[Dataset entries on figures]

begin

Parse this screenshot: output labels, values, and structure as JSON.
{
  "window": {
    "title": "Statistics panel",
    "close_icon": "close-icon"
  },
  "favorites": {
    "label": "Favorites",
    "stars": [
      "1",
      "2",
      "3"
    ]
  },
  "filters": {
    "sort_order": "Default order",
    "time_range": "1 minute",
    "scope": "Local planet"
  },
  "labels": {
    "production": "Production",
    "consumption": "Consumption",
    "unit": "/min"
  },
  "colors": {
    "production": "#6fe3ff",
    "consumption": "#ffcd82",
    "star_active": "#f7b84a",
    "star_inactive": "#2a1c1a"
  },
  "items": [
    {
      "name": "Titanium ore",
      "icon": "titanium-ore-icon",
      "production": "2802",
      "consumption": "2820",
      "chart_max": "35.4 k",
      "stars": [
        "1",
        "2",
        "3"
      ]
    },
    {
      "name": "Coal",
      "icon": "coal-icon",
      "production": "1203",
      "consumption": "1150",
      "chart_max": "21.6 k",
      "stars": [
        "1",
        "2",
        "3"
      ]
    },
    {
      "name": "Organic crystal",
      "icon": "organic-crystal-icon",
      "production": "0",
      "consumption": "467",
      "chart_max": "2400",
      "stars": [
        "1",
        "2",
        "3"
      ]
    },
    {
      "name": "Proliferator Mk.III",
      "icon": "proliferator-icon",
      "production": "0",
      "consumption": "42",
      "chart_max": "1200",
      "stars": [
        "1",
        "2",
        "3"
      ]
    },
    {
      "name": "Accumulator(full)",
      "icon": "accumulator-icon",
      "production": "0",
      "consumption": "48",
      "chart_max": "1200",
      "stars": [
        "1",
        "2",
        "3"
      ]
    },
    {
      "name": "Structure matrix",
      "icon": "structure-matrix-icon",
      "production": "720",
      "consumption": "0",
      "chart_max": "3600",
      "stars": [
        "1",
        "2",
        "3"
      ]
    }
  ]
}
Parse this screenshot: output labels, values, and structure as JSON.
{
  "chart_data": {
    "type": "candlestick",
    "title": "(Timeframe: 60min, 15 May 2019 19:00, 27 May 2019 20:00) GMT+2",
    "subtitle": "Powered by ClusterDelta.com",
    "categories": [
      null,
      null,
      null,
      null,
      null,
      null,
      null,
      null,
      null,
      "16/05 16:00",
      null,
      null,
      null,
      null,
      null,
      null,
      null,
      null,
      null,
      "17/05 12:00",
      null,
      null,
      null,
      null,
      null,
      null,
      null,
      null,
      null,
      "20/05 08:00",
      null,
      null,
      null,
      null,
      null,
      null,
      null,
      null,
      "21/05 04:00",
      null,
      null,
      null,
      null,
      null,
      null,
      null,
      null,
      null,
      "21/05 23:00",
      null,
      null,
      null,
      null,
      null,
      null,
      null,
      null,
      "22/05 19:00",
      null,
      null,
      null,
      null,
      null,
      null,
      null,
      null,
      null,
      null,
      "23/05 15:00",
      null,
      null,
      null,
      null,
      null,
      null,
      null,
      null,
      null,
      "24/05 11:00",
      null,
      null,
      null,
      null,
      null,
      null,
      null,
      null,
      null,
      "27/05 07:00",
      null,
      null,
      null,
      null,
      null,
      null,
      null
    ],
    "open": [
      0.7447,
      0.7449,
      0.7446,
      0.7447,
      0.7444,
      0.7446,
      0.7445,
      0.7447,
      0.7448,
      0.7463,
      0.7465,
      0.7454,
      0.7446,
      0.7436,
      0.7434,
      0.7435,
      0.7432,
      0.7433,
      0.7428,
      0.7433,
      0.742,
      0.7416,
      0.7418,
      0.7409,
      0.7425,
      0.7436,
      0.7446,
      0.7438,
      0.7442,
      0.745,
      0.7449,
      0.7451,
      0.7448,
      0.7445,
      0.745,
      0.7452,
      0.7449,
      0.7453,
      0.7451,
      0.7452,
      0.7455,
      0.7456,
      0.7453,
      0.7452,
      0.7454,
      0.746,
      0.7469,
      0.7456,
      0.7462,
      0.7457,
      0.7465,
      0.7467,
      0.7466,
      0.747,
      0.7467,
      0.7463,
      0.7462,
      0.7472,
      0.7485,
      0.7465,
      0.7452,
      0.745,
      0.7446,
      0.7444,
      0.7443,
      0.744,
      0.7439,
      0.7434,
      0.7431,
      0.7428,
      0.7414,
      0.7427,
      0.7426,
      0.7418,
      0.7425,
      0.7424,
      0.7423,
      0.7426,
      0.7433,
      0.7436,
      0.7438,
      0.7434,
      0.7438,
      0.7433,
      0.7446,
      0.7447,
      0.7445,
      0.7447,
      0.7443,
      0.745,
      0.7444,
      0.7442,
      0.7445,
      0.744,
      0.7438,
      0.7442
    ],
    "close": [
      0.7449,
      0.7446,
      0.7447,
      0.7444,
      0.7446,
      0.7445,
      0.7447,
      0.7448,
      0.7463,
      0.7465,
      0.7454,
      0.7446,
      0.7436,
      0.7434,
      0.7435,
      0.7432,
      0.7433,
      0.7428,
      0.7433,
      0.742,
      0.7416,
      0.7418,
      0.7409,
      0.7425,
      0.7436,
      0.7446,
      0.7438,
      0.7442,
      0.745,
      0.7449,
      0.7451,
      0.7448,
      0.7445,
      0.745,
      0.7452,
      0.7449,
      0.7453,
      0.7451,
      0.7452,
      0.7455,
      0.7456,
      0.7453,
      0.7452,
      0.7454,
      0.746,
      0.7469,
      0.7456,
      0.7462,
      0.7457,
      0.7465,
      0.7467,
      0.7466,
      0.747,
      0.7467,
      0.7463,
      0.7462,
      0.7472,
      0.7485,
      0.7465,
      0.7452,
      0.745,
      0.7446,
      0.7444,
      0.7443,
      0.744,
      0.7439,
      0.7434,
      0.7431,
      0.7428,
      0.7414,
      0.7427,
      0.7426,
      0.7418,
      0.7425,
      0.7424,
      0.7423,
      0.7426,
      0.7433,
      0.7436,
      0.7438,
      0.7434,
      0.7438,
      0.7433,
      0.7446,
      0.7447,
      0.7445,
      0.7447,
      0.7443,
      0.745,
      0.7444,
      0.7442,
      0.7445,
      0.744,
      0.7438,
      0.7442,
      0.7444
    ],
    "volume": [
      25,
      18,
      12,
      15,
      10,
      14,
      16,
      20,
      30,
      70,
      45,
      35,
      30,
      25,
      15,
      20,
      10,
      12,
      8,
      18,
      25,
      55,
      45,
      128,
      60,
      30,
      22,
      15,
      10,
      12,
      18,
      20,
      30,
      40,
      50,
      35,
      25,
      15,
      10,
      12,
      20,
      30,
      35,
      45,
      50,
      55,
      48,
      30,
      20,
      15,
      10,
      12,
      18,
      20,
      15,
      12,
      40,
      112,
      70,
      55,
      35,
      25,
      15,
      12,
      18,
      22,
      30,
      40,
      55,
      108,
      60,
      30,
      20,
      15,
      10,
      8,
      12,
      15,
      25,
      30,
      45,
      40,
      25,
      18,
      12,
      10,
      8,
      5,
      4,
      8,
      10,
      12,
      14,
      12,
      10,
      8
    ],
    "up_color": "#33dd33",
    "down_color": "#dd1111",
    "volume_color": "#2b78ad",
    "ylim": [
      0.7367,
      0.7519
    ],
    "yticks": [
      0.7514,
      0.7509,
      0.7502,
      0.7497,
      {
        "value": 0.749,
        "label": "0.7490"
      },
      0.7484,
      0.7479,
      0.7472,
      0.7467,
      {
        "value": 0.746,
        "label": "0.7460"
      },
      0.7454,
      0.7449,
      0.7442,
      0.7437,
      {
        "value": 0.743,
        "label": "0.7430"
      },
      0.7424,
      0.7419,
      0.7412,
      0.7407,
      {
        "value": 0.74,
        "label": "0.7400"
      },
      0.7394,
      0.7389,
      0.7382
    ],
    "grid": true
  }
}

end

Set down every record above exactly as given.

OUTPUT FOR THIS TASK:
Parse this screenshot: output labels, values, and structure as JSON.
{
  "window": {
    "title": "Statistics panel",
    "close_icon": "close-icon"
  },
  "favorites": {
    "label": "Favorites",
    "stars": [
      "1",
      "2",
      "3"
    ]
  },
  "filters": {
    "sort_order": "Default order",
    "time_range": "1 minute",
    "scope": "Local planet"
  },
  "labels": {
    "production": "Production",
    "consumption": "Consumption",
    "unit": "/min"
  },
  "colors": {
    "production": "#6fe3ff",
    "consumption": "#ffcd82",
    "star_active": "#f7b84a",
    "star_inactive": "#2a1c1a"
  },
  "items": [
    {
      "name": "Titanium ore",
      "icon": "titanium-ore-icon",
      "production": "2802",
      "consumption": "2820",
      "chart_max": "35.4 k",
      "stars": [
        "1",
        "2",
        "3"
      ]
    },
    {
      "name": "Coal",
      "icon": "coal-icon",
      "production": "1203",
      "consumption": "1150",
      "chart_max": "21.6 k",
      "stars": [
        "1",
        "2",
        "3"
      ]
    },
    {
      "name": "Organic crystal",
      "icon": "organic-crystal-icon",
      "production": "0",
      "consumption": "467",
      "chart_max": "2400",
      "stars": [
        "1",
        "2",
        "3"
      ]
    },
    {
      "name": "Proliferator Mk.III",
      "icon": "proliferator-icon",
      "production": "0",
      "consumption": "42",
      "chart_max": "1200",
      "stars": [
        "1",
        "2",
        "3"
      ]
    },
    {
      "name": "Accumulator(full)",
      "icon": "accumulator-icon",
      "production": "0",
      "consumption": "48",
      "chart_max": "1200",
      "stars": [
        "1",
        "2",
        "3"
      ]
    },
    {
      "name": "Structure matrix",
      "icon": "structure-matrix-icon",
      "production": "720",
      "consumption": "0",
      "chart_max": "3600",
      "stars": [
        "1",
        "2",
        "3"
      ]
    }
  ]
}
Parse this screenshot: output labels, values, and structure as JSON.
{
  "chart_data": {
    "type": "candlestick",
    "title": "(Timeframe: 60min, 15 May 2019 19:00, 27 May 2019 20:00) GMT+2",
    "subtitle": "Powered by ClusterDelta.com",
    "categories": [
      null,
      null,
      null,
      null,
      null,
      null,
      null,
      null,
      null,
      "16/05 16:00",
      null,
      null,
      null,
      null,
      null,
      null,
      null,
      null,
      null,
      "17/05 12:00",
      null,
      null,
      null,
      null,
      null,
      null,
      null,
      null,
      null,
      "20/05 08:00",
      null,
      null,
      null,
      null,
      null,
      null,
      null,
      null,
      "21/05 04:00",
      null,
      null,
      null,
      null,
      null,
      null,
      null,
      null,
      null,
      "21/05 23:00",
      null,
      null,
      null,
      null,
      null,
      null,
      null,
      null,
      "22/05 19:00",
      null,
      null,
      null,
      null,
      null,
      null,
      null,
      null,
      null,
      null,
      "23/05 15:00",
      null,
      null,
      null,
      null,
      null,
      null,
      null,
      null,
      null,
      "24/05 11:00",
      null,
      null,
      null,
      null,
      null,
      null,
      null,
      null,
      null,
      "27/05 07:00",
      null,
      null,
      null,
      null,
      null,
      null,
      null
    ],
    "open": [
      0.7447,
      0.7449,
      0.7446,
      0.7447,
      0.7444,
      0.7446,
      0.7445,
      0.7447,
      0.7448,
      0.7463,
      0.7465,
      0.7454,
      0.7446,
      0.7436,
      0.7434,
      0.7435,
      0.7432,
      0.7433,
      0.7428,
      0.7433,
      0.742,
      0.7416,
      0.7418,
      0.7409,
      0.7425,
      0.7436,
      0.7446,
      0.7438,
      0.7442,
      0.745,
      0.7449,
      0.7451,
      0.7448,
      0.7445,
      0.745,
      0.7452,
      0.7449,
      0.7453,
      0.7451,
      0.7452,
      0.7455,
      0.7456,
      0.7453,
      0.7452,
      0.7454,
      0.746,
      0.7469,
      0.7456,
      0.7462,
      0.7457,
      0.7465,
      0.7467,
      0.7466,
      0.747,
      0.7467,
      0.7463,
      0.7462,
      0.7472,
      0.7485,
      0.7465,
      0.7452,
      0.745,
      0.7446,
      0.7444,
      0.7443,
      0.744,
      0.7439,
      0.7434,
      0.7431,
      0.7428,
      0.7414,
      0.7427,
      0.7426,
      0.7418,
      0.7425,
      0.7424,
      0.7423,
      0.7426,
      0.7433,
      0.7436,
      0.7438,
      0.7434,
      0.7438,
      0.7433,
      0.7446,
      0.7447,
      0.7445,
      0.7447,
      0.7443,
      0.745,
      0.7444,
      0.7442,
      0.7445,
      0.744,
      0.7438,
      0.7442
    ],
    "close": [
      0.7449,
      0.7446,
      0.7447,
      0.7444,
      0.7446,
      0.7445,
      0.7447,
      0.7448,
      0.7463,
      0.7465,
      0.7454,
      0.7446,
      0.7436,
      0.7434,
      0.7435,
      0.7432,
      0.7433,
      0.7428,
      0.7433,
      0.742,
      0.7416,
      0.7418,
      0.7409,
      0.7425,
      0.7436,
      0.7446,
      0.7438,
      0.7442,
      0.745,
      0.7449,
      0.7451,
      0.7448,
      0.7445,
      0.745,
      0.7452,
      0.7449,
      0.7453,
      0.7451,
      0.7452,
      0.7455,
      0.7456,
      0.7453,
      0.7452,
      0.7454,
      0.746,
      0.7469,
      0.7456,
      0.7462,
      0.7457,
      0.7465,
      0.7467,
      0.7466,
      0.747,
      0.7467,
      0.7463,
      0.7462,
      0.7472,
      0.7485,
      0.7465,
      0.7452,
      0.745,
      0.7446,
      0.7444,
      0.7443,
      0.744,
      0.7439,
      0.7434,
      0.7431,
      0.7428,
      0.7414,
      0.7427,
      0.7426,
      0.7418,
      0.7425,
      0.7424,
      0.7423,
      0.7426,
      0.7433,
      0.7436,
      0.7438,
      0.7434,
      0.7438,
      0.7433,
      0.7446,
      0.7447,
      0.7445,
      0.7447,
      0.7443,
      0.745,
      0.7444,
      0.7442,
      0.7445,
      0.744,
      0.7438,
      0.7442,
      0.7444
    ],
    "volume": [
      25,
      18,
      12,
      15,
      10,
      14,
      16,
      20,
      30,
      70,
      45,
      35,
      30,
      25,
      15,
      20,
      10,
      12,
      8,
      18,
      25,
      55,
      45,
      128,
      60,
      30,
      22,
      15,
      10,
      12,
      18,
      20,
      30,
      40,
      50,
      35,
      25,
      15,
      10,
      12,
      20,
      30,
      35,
      45,
      50,
      55,
      48,
      30,
      20,
      15,
      10,
      12,
      18,
      20,
      15,
      12,
      40,
      112,
      70,
      55,
      35,
      25,
      15,
      12,
      18,
      22,
      30,
      40,
      55,
      108,
      60,
      30,
      20,
      15,
      10,
      8,
      12,
      15,
      25,
      30,
      45,
      40,
      25,
      18,
      12,
      10,
      8,
      5,
      4,
      8,
      10,
      12,
      14,
      12,
      10,
      8
    ],
    "up_color": "#33dd33",
    "down_color": "#dd1111",
    "volume_color": "#2b78ad",
    "ylim": [
      0.7367,
      0.7519
    ],
    "yticks": [
      0.7514,
      0.7509,
      0.7502,
      0.7497,
      {
        "value": 0.749,
        "label": "0.7490"
      },
      0.7484,
      0.7479,
      0.7472,
      0.7467,
      {
        "value": 0.746,
        "label": "0.7460"
      },
      0.7454,
      0.7449,
      0.7442,
      0.7437,
      {
        "value": 0.743,
        "label": "0.7430"
      },
      0.7424,
      0.7419,
      0.7412,
      0.7407,
      {
        "value": 0.74,
        "label": "0.7400"
      },
      0.7394,
      0.7389,
      0.7382
    ],
    "grid": true
  }
}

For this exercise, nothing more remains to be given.